**Required work**
1 > In the dataframe-to-dictionary thread, what does dalloliogm warn can happen with the set_index approach?
2 > List the name of every person who posted a comment in the dataframe-to-dictionary thread.

**Page**
— START —

How to convert a dataframe to a dictionary

Question

I have a dataframe with two columns and I intend to convert it to a dictionary. The first column will be the key and the second will be the value.

Dataframe:

    id    value
0    0     10.2
1    1      5.7
2    2      7.4

How can I do this?

Friedrich · Accepted Answer · 2024-03-05 11:36:02Z

416

If lakes is your DataFrame, you can do something like

area_dict = dict(zip(lakes.id, lakes.value))

edited Mar 5, 2024 at 11:36

Friedrich

5,52416 gold badges86 silver badges63 bronze badges

answered Aug 2, 2013 at 9:42

punchagan

5,8861 gold badge21 silver badges24 bronze badges

Sign up to request clarification or add additional context in comments.

4 Comments

jezrael Over a year ago

Solution: area_dict = dict(zip(lakes['id'], lakes['value']))

jaamarks Over a year ago

What if you wanted more than one column to be the in the dictionary values? I am thinking something like area_dict = dict(zip(lakes.area, (lakes.count, lakes.other_column))). How would you make this happen?

pnv Over a year ago

If the second argument has multiple values, this won't work.

Nir Over a year ago

Many times using the dataframe index as the dictionary key is useful: dict(zip(lakes.index, lakes.values))

joris · Accepted Answer · 2016-01-05 22:19:56Z

226

See the docs for to_dict. You can use it like this:

df.set_index('id').to_dict()

And if you have only one column, to avoid the column name is also a level in the dict (actually, in this case you use the Series.to_dict()):

df.set_index('id')['value'].to_dict()

edited Jan 5, 2016 at 22:19

answered Sep 9, 2013 at 9:55

joris

140k37 gold badges258 silver badges207 bronze badges

3 Comments

dalloliogm Over a year ago

Note that this command will lose data if there redundant values in the ID columns:

>>> ptest = p.DataFrame([['a',1],['a',2],['b',3]], columns=['id', 'value'])  >>> ptest.set_index('id')['value'].to_dict()

Ben Fulton Over a year ago

I have to say, there is nothing in that docs link that would have given me the answer to this question.

Charles Hasegawa Over a year ago

Yeah, looking for the simplest way to turn a name value table(panda) into the correct dictionary was not obvious in any way from documentation.

praful gupta · Accepted Answer · 2016-10-03 17:41:02Z

93

mydict = dict(zip(df.id, df.value))

— END —

**Given material**
— START —

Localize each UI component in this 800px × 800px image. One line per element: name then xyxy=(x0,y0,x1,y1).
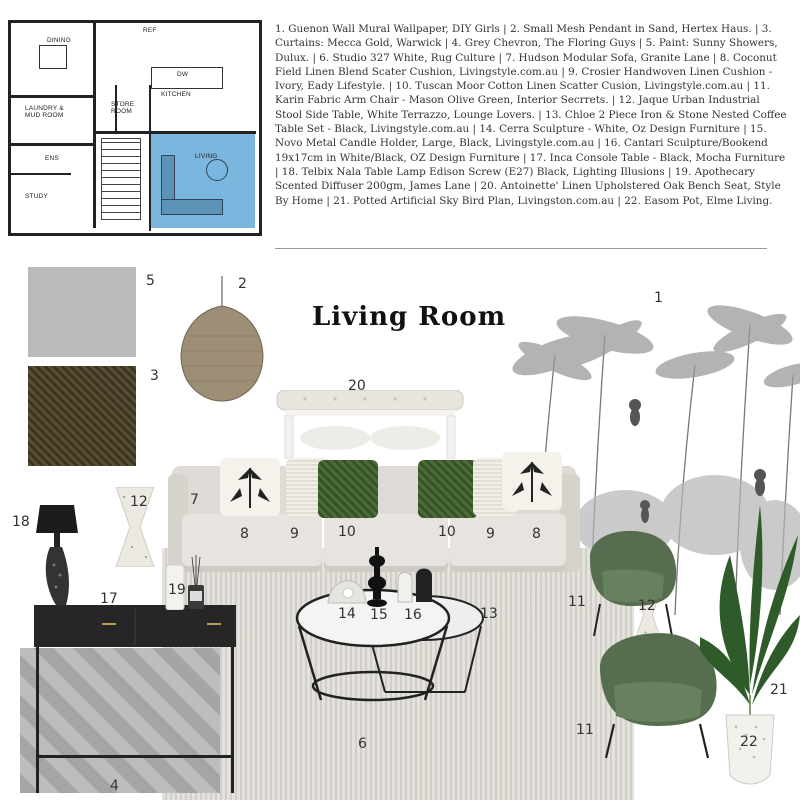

— END —

**Results by task**
1 > It will lose data if there are redundant values in the ID column.

2 > jezrael, jaamarks, pnv, Nir, dalloliogm, Ben Fulton, Charles Hasegawa